## Task to complete
Reproduce only this part of the listing: the line with "Read out every word on this page.", plus every line after it through the last.

==================================================

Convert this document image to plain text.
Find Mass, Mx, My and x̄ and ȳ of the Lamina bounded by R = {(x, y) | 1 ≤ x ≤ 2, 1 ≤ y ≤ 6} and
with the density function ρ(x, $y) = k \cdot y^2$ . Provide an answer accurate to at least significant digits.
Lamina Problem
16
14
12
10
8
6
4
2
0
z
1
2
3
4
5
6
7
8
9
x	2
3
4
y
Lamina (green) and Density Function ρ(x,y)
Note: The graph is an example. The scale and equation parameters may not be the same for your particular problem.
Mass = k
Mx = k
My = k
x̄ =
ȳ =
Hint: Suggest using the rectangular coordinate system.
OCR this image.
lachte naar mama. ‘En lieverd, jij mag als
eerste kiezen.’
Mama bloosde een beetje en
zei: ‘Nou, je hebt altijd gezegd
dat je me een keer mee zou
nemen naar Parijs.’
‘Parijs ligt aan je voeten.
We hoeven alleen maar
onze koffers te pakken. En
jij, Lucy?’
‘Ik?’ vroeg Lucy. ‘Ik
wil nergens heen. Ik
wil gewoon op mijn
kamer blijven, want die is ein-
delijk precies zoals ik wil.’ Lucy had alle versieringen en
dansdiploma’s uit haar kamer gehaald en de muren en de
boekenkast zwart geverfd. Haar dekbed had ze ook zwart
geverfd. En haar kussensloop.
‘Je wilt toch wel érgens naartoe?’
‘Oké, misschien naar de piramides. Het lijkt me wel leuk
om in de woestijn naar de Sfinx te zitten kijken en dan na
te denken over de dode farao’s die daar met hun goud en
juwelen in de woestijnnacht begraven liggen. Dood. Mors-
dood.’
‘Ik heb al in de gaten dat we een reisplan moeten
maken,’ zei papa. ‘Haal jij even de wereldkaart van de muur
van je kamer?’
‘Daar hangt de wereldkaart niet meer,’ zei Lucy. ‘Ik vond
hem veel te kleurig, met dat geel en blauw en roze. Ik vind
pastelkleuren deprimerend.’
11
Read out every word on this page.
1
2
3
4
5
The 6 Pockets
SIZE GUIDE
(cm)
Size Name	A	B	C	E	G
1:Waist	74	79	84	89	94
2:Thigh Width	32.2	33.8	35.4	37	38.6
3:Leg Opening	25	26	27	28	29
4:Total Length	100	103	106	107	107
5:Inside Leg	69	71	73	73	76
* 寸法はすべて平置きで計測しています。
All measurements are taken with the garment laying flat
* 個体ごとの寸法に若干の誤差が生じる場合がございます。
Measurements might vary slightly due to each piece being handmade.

==================================================

## Response to this exercise
Read out every word on this page.
1
2
3
4
5
The 6 Pockets
SIZE GUIDE
(cm)
Size Name	A	B	C	E	G
1:Waist	74	79	84	89	94
2:Thigh Width	32.2	33.8	35.4	37	38.6
3:Leg Opening	25	26	27	28	29
4:Total Length	100	103	106	107	107
5:Inside Leg	69	71	73	73	76
* 寸法はすべて平置きで計測しています。
All measurements are taken with the garment laying flat
* 個体ごとの寸法に若干の誤差が生じる場合がございます。
Measurements might vary slightly due to each piece being handmade.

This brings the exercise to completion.